What to do: Check every line of the entries that follow, and copy the ones containing "text".

++++ Dataset content ++++

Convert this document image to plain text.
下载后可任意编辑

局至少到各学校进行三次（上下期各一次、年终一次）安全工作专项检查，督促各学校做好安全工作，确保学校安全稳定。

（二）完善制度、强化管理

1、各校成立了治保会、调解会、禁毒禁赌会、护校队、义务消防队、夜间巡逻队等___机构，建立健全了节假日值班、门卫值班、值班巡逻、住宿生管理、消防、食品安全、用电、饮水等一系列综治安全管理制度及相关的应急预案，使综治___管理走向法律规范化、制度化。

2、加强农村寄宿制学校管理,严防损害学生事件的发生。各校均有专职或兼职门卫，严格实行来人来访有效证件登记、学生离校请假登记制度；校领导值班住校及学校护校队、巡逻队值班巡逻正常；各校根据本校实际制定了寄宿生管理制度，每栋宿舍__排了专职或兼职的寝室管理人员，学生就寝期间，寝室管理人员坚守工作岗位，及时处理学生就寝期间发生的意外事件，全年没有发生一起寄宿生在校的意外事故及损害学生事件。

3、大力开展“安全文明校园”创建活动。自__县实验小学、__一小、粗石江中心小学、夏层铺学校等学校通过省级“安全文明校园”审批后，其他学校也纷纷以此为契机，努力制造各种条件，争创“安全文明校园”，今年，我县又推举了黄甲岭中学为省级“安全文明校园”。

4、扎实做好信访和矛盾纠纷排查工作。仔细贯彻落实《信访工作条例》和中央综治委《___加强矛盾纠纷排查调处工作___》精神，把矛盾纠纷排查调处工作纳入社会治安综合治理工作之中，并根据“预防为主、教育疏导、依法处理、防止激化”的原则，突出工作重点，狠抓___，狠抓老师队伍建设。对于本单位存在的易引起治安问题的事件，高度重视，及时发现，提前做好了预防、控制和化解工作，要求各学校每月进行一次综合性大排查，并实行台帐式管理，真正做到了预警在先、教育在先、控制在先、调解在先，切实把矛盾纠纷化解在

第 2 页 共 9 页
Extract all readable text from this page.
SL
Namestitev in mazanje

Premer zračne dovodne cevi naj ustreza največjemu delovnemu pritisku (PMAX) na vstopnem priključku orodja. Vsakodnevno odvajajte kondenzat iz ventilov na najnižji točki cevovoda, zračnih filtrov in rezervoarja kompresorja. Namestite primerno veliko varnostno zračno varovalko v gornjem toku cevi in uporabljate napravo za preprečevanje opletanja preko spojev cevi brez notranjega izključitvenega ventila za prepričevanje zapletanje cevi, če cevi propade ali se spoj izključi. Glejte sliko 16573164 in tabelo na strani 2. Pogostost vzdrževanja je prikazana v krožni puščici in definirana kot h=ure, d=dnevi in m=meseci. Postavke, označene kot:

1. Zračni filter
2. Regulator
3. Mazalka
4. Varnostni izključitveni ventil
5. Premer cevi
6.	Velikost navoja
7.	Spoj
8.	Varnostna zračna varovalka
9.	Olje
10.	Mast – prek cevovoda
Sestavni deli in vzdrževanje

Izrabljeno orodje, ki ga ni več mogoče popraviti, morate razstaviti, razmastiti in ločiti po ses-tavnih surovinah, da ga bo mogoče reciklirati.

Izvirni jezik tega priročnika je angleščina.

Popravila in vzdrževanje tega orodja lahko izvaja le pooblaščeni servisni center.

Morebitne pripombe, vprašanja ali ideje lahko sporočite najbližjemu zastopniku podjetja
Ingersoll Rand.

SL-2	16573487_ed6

++++

Solution to this task:
Convert this document image to plain text.
Extract all readable text from this page.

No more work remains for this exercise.